> AIM: Pull out each line in the listing that contains the string "arrow". Case counts.

(begin)

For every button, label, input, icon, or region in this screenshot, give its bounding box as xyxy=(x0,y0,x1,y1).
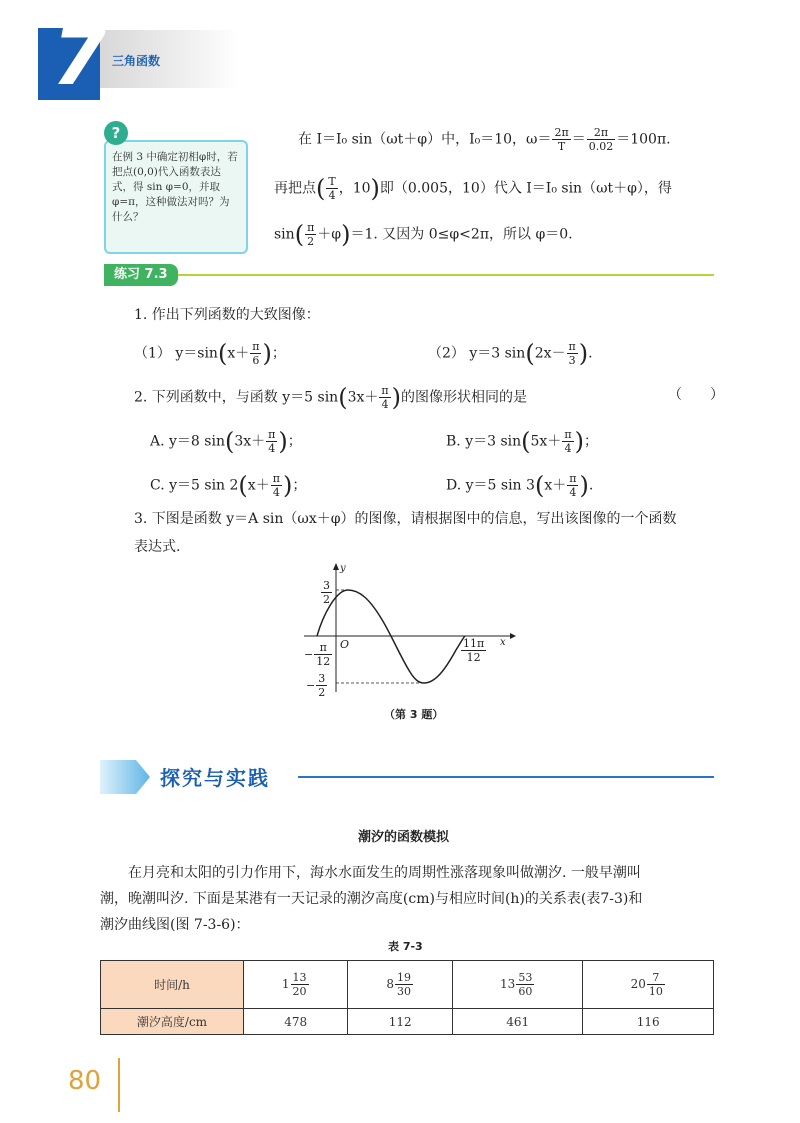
page-rule xyxy=(118,1058,120,1112)
exercise-header: 练习 7.3 xyxy=(104,264,178,286)
option-b[interactable]: B. y＝3 sin(5x＋ $\frac{\pi}{4}$ )； xyxy=(446,427,598,456)
section-subtitle: 潮汐的函数模拟 xyxy=(358,830,450,845)
option-a[interactable]: A. y＝8 sin(3x＋ $\frac{\pi}{4}$ )； xyxy=(150,427,302,456)
height-cell: 116 xyxy=(583,1009,714,1035)
solution-line-1: 在 I＝I₀ sin（ωt＋φ）中，I₀＝10，ω＝ $\frac{2\pi}{T}$ ＝ $\frac{2\pi}{0.02}$ ＝100π. xyxy=(298,126,671,153)
explore-rule xyxy=(298,776,714,778)
table-row xyxy=(101,1009,714,1035)
exercise-rule xyxy=(178,274,714,276)
explore-title: 探究与实践 xyxy=(160,766,270,790)
solution-line-2: 再把点( $\frac{T}{4}$ ，10)即（0.005，10）代入 I＝I₀ sin（ωt＋φ），得 xyxy=(274,174,672,203)
table-title: 表 7-3 xyxy=(388,940,423,953)
note-text: 在例 3 中确定初相φ时，若把点(0,0)代入函数表达式，得 sin φ=0，并取φ=π，这种做法对吗？为什么？ xyxy=(112,151,238,223)
option-c[interactable]: C. y＝5 sin 2(x＋ $\frac{\pi}{4}$ )； xyxy=(150,471,307,500)
paragraph-line-1: 在月亮和太阳的引力作用下，海水水面发生的周期性涨落现象叫做潮汐. 一般早潮叫 xyxy=(128,865,641,881)
answer-paren: （ ） xyxy=(668,387,724,403)
time-cell: 8 $\frac{19}{30}$ xyxy=(348,961,452,1009)
question-3-line-2: 表达式. xyxy=(134,539,181,555)
option-d[interactable]: D. y＝5 sin 3(x＋ $\frac{\pi}{4}$ ). xyxy=(446,471,594,500)
question-1-part-2: （2） y＝3 sin(2x－ $\frac{\pi}{3}$ ). xyxy=(428,339,593,368)
time-cell: 13 $\frac{53}{60}$ xyxy=(452,961,583,1009)
table-row xyxy=(101,961,714,1009)
height-cell: 112 xyxy=(348,1009,452,1035)
y-axis-label: y xyxy=(340,563,346,574)
question-1: 1. 作出下列函数的大致图像： xyxy=(134,307,320,323)
height-cell: 461 xyxy=(452,1009,583,1035)
height-header: 潮汐高度/cm xyxy=(101,1009,244,1035)
origin-label: O xyxy=(340,638,350,651)
x-axis-arrow xyxy=(510,633,516,639)
height-cell: 478 xyxy=(244,1009,348,1035)
question-icon: ? xyxy=(104,121,128,145)
time-cell: 20 $\frac{7}{10}$ xyxy=(583,961,714,1009)
question-1-part-1: （1） y＝sin(x＋ $\frac{\pi}{6}$ )； xyxy=(134,339,286,368)
figure-caption: （第 3 题） xyxy=(384,708,444,721)
question-2: 2. 下列函数中，与函数 y＝5 sin(3x＋ $\frac{\pi}{4}$ )的图像形状相同的是 xyxy=(134,383,527,412)
solution-line-3: sin( $\frac{\pi}{2}$ ＋φ)＝1. 又因为 0≤φ<2π，所以 φ＝0. xyxy=(274,220,573,249)
y-axis-arrow xyxy=(333,563,339,570)
arrow-icon xyxy=(100,760,150,794)
tide-table xyxy=(100,960,714,1035)
x-axis-label: x xyxy=(500,637,506,648)
paragraph-line-2: 潮，晚潮叫汐. 下面是某港有一天记录的潮汐高度(cm)与相应时间(h)的关系表(表7-3)和 xyxy=(100,891,643,907)
y-min-label: − $\frac{3}{2}$ xyxy=(306,672,326,699)
page-number: 80 xyxy=(68,1066,102,1096)
time-header: 时间/h xyxy=(101,961,244,1009)
question-3: 3. 下图是函数 y＝A sin（ωx＋φ）的图像，请根据图中的信息，写出该图像的一个函数 xyxy=(134,511,677,527)
time-cell: 1 $\frac{13}{20}$ xyxy=(244,961,348,1009)
chapter-title: 三角函数 xyxy=(112,54,161,68)
chapter-number: 7 xyxy=(52,13,107,103)
y-max-label: $\frac{3}{2}$ xyxy=(323,579,330,606)
x-left-label: − $\frac{\pi}{12}$ xyxy=(304,641,331,668)
paragraph-line-3: 潮汐曲线图(图 7-3-6)： xyxy=(100,917,250,933)
x-right-label: $\frac{11\pi}{12}$ xyxy=(463,637,485,664)
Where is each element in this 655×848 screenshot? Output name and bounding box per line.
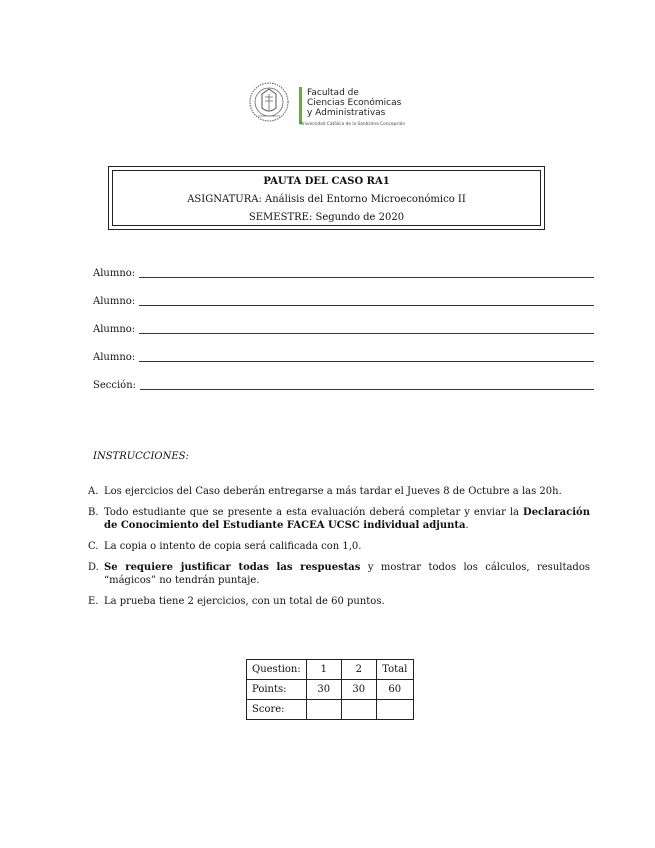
table-cell: Total — [376, 660, 413, 680]
header-box — [108, 166, 545, 230]
list-item — [88, 506, 590, 532]
table-row — [247, 680, 414, 700]
student-label: Alumno: — [93, 296, 136, 307]
list-item — [88, 561, 590, 587]
item-marker: D. — [88, 562, 99, 573]
list-item — [88, 540, 590, 553]
score-input-cell[interactable] — [306, 700, 341, 720]
list-item — [88, 595, 590, 608]
item-text: La copia o intento de copia será calificada con 1,0. — [104, 541, 362, 552]
item-text-pre: Todo estudiante que se presente a esta evaluación deberá completar y enviar la — [104, 507, 524, 518]
table-cell: 30 — [341, 680, 376, 700]
logo-text — [307, 88, 401, 118]
table-cell: Score: — [247, 700, 307, 720]
table-cell: Question: — [247, 660, 307, 680]
write-line[interactable] — [139, 305, 594, 306]
score-input-cell[interactable] — [376, 700, 413, 720]
student-label: Alumno: — [93, 352, 136, 363]
score-input-cell[interactable] — [341, 700, 376, 720]
subject-line: ASIGNATURA: Análisis del Entorno Microeconómico II — [187, 194, 466, 205]
student-field-3[interactable] — [93, 322, 594, 336]
item-marker: A. — [88, 486, 99, 497]
semester-line: SEMESTRE: Segundo de 2020 — [248, 212, 405, 223]
student-label: Alumno: — [93, 268, 136, 279]
student-field-2[interactable] — [93, 294, 594, 308]
table-cell: Points: — [247, 680, 307, 700]
table-cell: 2 — [341, 660, 376, 680]
student-label: Alumno: — [93, 324, 136, 335]
list-item — [88, 485, 590, 498]
write-line[interactable] — [140, 389, 594, 390]
item-text-bold: Declaración de Conocimiento del Estudiante FACEA UCSC individual adjunta — [104, 507, 590, 531]
write-line[interactable] — [139, 277, 594, 278]
instructions-list — [88, 485, 590, 616]
write-line[interactable] — [139, 333, 594, 334]
item-text: Los ejercicios del Caso deberán entregarse a más tardar el Jueves 8 de Octubre a las 20h. — [104, 486, 562, 497]
logo-line-2: Ciencias Económicas — [307, 98, 402, 108]
table-cell: 30 — [306, 680, 341, 700]
header-box-inner — [112, 170, 541, 226]
university-seal-icon — [248, 80, 290, 126]
section-field[interactable] — [93, 378, 594, 392]
instructions-title: INSTRUCCIONES: — [93, 451, 189, 462]
table-cell: 60 — [376, 680, 413, 700]
document-title: PAUTA DEL CASO RA1 — [263, 176, 390, 187]
item-text-post: y mostrar todos los cálculos, resultados “mágicos” no tendrán puntaje. — [104, 562, 590, 586]
logo-accent-bar — [299, 87, 302, 124]
item-text — [104, 506, 590, 532]
item-marker: C. — [88, 541, 99, 552]
table-cell: 1 — [306, 660, 341, 680]
logo-line-1: Facultad de — [307, 88, 359, 98]
item-marker: E. — [88, 596, 99, 607]
item-text-bold: Se requiere justificar todas las respuestas — [104, 562, 361, 573]
score-table — [246, 659, 414, 720]
item-marker: B. — [88, 507, 99, 518]
write-line[interactable] — [139, 361, 594, 362]
logo-university: Universidad Católica de la Santísima Concepción — [300, 122, 406, 127]
section-label: Sección: — [93, 380, 136, 391]
table-row — [247, 660, 414, 680]
student-field-4[interactable] — [93, 350, 594, 364]
logo-line-3: y Administrativas — [307, 108, 386, 118]
item-text — [104, 561, 590, 587]
student-field-1[interactable] — [93, 266, 594, 280]
faculty-logo — [248, 80, 418, 132]
table-row — [247, 700, 414, 720]
item-text: La prueba tiene 2 ejercicios, con un total de 60 puntos. — [104, 596, 385, 607]
item-text-post: . — [465, 520, 469, 531]
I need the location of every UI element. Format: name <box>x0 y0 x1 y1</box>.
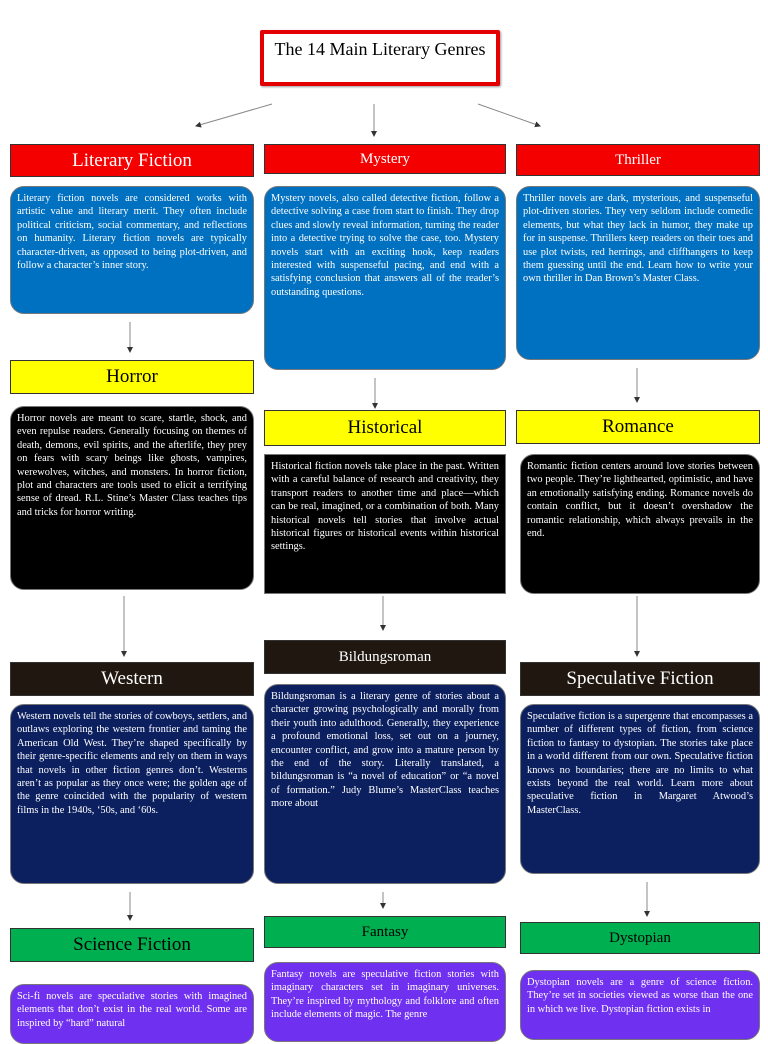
horror-header: Horror <box>10 360 254 394</box>
science-fiction-description: Sci-fi novels are speculative stories with imagined elements that don’t exist in the real world. Some are inspired by “hard” natural <box>10 984 254 1044</box>
dystopian-header: Dystopian <box>520 922 760 954</box>
horror-description: Horror novels are meant to scare, startle, shock, and even repulse readers. Generally focusing on themes of death, demons, evil spirits, and the afterlife, they prey on fears with scary beings like ghosts, vampires, werewolves, witches, and monsters. In horror fiction, plot and characters are tools used to elicit a terrifying sense of dread. R.L. Stine’s Master Class teaches tips and tricks for horror writing. <box>10 406 254 590</box>
arrow-title-thriller <box>478 104 540 126</box>
fantasy-description: Fantasy novels are speculative fiction stories with imaginary characters set in imaginary universes. They’re inspired by mythology and folklore and often include elements of magic. The genre <box>264 962 506 1042</box>
literary-fiction-header: Literary Fiction <box>10 144 254 177</box>
literary-fiction-description: Literary fiction novels are considered works with artistic value and literary merit. They often include political criticism, social commentary, and reflections on humanity. Literary fiction novels are typically character-driven, as opposed to being plot-driven, and follow a character’s inner story. <box>10 186 254 314</box>
romance-description: Romantic fiction centers around love stories between two people. They’re lighthearted, optimistic, and have an emotionally satisfying ending. Romance novels do contain conflict, but it doesn’t overshadow the romantic relationship, which always prevails in the end. <box>520 454 760 594</box>
speculative-fiction-header: Speculative Fiction <box>520 662 760 696</box>
bildungsroman-description: Bildungsroman is a literary genre of stories about a character growing psychologically and morally from their youth into adulthood. Generally, they experience a profound emotional loss, set out on a journey, encounter conflict, and grow into a mature person by the end of the story. Literally translated, a bildungsroman is “a novel of education” or “a novel of formation.” Judy Blume’s MasterClass teaches more about <box>264 684 506 884</box>
historical-description: Historical fiction novels take place in the past. Written with a careful balance of research and creativity, they transport readers to another time and place—which can be real, imagined, or a combination of both. Many historical novels tell stories that involve actual historical figures or historical events within historical settings. <box>264 454 506 594</box>
arrow-title-literary <box>196 104 272 126</box>
western-description: Western novels tell the stories of cowboys, settlers, and outlaws exploring the western frontier and taming the American Old West. They’re shaped specifically by their genre-specific elements and rely on them in ways that novels in other fiction genres don’t. Westerns aren’t as popular as they once were; the golden age of the genre coincided with the popularity of western films in the 1940s, ‘50s, and ‘60s. <box>10 704 254 884</box>
romance-header: Romance <box>516 410 760 444</box>
science-fiction-header: Science Fiction <box>10 928 254 962</box>
fantasy-header: Fantasy <box>264 916 506 948</box>
western-header: Western <box>10 662 254 696</box>
thriller-description: Thriller novels are dark, mysterious, and suspenseful plot-driven stories. They very seldom include comedic elements, but what they lack in humor, they make up for in suspense. Thrillers keep readers on their toes and use plot twists, red herrings, and cliffhangers to keep them guessing until the end. Learn how to write your own thriller in Dan Brown’s Master Class. <box>516 186 760 360</box>
diagram-title: The 14 Main Literary Genres <box>260 30 500 86</box>
mystery-description: Mystery novels, also called detective fiction, follow a detective solving a case from start to finish. They drop clues and slowly reveal information, turning the reader into a detective trying to solve the case, too. Mystery novels start with an exciting hook, keep readers interested with suspenseful pacing, and end with a satisfying conclusion that answers all of the reader’s outstanding questions. <box>264 186 506 370</box>
mystery-header: Mystery <box>264 144 506 174</box>
speculative-fiction-description: Speculative fiction is a supergenre that encompasses a number of different types of fiction, from science fiction to fantasy to dystopian. The stories take place in a world different from our own. Speculative fiction knows no boundaries; there are no limits to what exists beyond the real world. Learn more about speculative fiction in Margaret Atwood’s MasterClass. <box>520 704 760 874</box>
historical-header: Historical <box>264 410 506 446</box>
bildungsroman-header: Bildungsroman <box>264 640 506 674</box>
thriller-header: Thriller <box>516 144 760 176</box>
dystopian-description: Dystopian novels are a genre of science fiction. They’re set in societies viewed as worse than the one in which we live. Dystopian fiction exists in <box>520 970 760 1040</box>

(end)

> CORRECT ANSWER:
x-axis-arrow xyxy=(510,633,516,639)
y-axis-arrow xyxy=(333,563,339,570)
arrow-icon xyxy=(100,760,150,794)
arrow-title-thriller <box>478 104 540 126</box>
arrow-title-literary <box>196 104 272 126</box>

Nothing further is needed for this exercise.